Exercise inputs:
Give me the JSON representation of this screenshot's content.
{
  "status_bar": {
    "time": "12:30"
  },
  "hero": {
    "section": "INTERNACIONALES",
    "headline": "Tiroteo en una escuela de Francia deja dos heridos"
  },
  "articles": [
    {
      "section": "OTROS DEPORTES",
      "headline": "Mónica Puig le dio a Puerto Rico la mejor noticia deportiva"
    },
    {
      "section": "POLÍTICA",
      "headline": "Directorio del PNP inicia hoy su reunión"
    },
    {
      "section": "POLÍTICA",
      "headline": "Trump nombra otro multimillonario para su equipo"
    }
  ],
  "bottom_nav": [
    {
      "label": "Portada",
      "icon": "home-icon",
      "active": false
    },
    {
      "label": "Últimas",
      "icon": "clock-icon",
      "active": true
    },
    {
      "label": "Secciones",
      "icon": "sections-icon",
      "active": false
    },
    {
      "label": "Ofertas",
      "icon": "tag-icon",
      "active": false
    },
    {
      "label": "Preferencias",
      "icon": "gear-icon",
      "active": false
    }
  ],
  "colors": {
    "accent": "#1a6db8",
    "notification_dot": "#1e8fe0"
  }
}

Given request: Copy every record exactly as presented.

The result:
Give me the JSON representation of this screenshot's content.
{
  "status_bar": {
    "time": "12:30"
  },
  "hero": {
    "section": "INTERNACIONALES",
    "headline": "Tiroteo en una escuela de Francia deja dos heridos"
  },
  "articles": [
    {
      "section": "OTROS DEPORTES",
      "headline": "Mónica Puig le dio a Puerto Rico la mejor noticia deportiva"
    },
    {
      "section": "POLÍTICA",
      "headline": "Directorio del PNP inicia hoy su reunión"
    },
    {
      "section": "POLÍTICA",
      "headline": "Trump nombra otro multimillonario para su equipo"
    }
  ],
  "bottom_nav": [
    {
      "label": "Portada",
      "icon": "home-icon",
      "active": false
    },
    {
      "label": "Últimas",
      "icon": "clock-icon",
      "active": true
    },
    {
      "label": "Secciones",
      "icon": "sections-icon",
      "active": false
    },
    {
      "label": "Ofertas",
      "icon": "tag-icon",
      "active": false
    },
    {
      "label": "Preferencias",
      "icon": "gear-icon",
      "active": false
    }
  ],
  "colors": {
    "accent": "#1a6db8",
    "notification_dot": "#1e8fe0"
  }
}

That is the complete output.